# [Directions for this task]
Report all lines holding "读书行动".

# [Material for this task]
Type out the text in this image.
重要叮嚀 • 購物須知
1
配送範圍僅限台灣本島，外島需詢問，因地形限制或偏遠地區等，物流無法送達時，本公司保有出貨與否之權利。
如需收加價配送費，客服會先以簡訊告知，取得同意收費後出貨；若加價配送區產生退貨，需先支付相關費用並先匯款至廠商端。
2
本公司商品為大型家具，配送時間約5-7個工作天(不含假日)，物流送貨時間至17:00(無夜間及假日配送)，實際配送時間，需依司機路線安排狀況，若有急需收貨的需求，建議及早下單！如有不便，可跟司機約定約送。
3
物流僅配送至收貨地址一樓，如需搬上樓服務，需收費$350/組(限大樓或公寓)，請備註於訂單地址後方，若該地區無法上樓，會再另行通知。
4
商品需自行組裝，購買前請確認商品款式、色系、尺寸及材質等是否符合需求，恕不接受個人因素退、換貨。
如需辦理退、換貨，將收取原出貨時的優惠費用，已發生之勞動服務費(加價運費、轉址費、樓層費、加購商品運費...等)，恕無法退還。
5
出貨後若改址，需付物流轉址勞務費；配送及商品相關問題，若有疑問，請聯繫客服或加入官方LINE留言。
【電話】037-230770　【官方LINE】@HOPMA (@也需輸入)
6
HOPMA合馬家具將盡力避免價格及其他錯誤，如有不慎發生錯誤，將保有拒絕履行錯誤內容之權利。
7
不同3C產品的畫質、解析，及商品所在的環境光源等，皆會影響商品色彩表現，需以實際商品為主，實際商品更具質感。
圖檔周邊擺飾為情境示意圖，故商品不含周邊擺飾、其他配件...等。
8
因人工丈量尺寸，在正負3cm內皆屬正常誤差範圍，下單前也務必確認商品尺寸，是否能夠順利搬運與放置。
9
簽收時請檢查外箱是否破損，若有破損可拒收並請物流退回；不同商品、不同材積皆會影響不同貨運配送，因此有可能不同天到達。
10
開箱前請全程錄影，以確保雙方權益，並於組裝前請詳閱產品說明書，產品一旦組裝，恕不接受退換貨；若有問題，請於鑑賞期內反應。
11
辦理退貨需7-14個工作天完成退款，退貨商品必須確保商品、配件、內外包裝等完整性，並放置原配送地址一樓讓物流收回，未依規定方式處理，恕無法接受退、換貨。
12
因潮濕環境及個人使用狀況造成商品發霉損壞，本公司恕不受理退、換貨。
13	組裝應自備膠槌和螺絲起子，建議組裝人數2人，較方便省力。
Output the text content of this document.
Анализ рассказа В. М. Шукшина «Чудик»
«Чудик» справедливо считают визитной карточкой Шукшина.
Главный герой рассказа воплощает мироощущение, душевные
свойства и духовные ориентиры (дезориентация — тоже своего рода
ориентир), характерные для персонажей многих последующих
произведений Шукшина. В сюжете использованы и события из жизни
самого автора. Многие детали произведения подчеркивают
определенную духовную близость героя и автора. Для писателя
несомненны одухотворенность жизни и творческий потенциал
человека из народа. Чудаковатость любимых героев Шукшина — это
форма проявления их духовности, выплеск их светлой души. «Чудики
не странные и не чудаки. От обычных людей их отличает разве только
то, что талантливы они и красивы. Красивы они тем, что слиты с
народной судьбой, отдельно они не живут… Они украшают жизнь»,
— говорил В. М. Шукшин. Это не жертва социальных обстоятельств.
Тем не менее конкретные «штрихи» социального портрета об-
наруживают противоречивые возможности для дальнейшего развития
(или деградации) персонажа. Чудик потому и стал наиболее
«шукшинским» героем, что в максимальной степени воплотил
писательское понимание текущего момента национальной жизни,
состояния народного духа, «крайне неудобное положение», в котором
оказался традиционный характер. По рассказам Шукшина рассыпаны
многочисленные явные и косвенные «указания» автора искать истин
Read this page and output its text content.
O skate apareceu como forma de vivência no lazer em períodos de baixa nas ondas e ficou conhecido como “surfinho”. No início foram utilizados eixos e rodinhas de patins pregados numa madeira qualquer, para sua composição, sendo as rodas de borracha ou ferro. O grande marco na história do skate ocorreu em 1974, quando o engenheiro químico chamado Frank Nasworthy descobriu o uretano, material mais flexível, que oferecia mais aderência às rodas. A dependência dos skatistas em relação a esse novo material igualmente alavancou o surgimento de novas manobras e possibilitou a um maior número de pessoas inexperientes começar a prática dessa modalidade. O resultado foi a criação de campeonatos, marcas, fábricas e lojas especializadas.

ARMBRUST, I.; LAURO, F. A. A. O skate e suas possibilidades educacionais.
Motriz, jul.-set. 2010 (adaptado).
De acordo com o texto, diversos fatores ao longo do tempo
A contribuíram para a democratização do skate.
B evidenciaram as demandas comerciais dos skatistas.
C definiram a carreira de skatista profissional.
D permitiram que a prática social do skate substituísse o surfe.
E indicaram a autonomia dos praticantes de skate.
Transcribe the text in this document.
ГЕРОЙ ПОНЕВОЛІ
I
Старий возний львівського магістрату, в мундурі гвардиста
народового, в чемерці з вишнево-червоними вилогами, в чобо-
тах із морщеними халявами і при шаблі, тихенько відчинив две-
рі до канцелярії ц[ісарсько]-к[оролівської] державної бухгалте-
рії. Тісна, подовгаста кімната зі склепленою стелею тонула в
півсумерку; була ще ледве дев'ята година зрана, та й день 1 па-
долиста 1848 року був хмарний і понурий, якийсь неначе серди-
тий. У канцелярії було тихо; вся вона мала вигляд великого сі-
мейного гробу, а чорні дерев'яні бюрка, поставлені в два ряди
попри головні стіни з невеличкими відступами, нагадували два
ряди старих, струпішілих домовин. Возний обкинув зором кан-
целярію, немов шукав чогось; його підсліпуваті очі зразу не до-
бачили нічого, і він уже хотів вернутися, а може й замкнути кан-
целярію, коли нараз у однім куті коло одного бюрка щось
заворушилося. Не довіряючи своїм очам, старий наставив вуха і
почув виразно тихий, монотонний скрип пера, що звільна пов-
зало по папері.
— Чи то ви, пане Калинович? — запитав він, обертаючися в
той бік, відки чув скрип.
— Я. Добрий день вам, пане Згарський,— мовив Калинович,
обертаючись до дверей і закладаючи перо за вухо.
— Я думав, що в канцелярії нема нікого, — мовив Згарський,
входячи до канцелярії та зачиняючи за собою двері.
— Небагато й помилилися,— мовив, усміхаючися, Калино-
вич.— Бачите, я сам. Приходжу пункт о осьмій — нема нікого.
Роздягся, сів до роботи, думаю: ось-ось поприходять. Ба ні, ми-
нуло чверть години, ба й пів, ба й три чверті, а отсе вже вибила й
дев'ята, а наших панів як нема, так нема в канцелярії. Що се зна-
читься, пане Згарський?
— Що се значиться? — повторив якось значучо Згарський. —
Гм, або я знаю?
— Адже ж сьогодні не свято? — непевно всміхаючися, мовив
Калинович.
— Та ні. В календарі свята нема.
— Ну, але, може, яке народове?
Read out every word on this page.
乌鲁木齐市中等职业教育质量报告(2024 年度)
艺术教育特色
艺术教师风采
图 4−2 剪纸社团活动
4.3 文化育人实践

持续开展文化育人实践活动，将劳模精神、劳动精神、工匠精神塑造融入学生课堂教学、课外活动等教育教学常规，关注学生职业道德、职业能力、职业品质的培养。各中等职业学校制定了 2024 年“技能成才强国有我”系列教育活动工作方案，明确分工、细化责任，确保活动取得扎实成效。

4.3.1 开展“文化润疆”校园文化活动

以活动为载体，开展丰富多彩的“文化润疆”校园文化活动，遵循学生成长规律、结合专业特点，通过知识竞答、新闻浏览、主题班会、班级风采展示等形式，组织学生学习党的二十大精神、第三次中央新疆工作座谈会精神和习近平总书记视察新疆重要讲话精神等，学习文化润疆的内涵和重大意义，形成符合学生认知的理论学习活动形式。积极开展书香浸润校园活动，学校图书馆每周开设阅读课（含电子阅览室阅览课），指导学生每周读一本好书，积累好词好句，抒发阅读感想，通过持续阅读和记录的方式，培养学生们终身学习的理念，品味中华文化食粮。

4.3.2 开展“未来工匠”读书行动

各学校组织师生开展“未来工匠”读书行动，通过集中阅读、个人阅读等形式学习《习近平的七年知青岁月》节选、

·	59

# [Complete answer]
4.3.2 开展“未来工匠”读书行动
各学校组织师生开展“未来工匠”读书行动，通过集中阅读、个人阅读等形式学习《习近平的七年知青岁月》节选、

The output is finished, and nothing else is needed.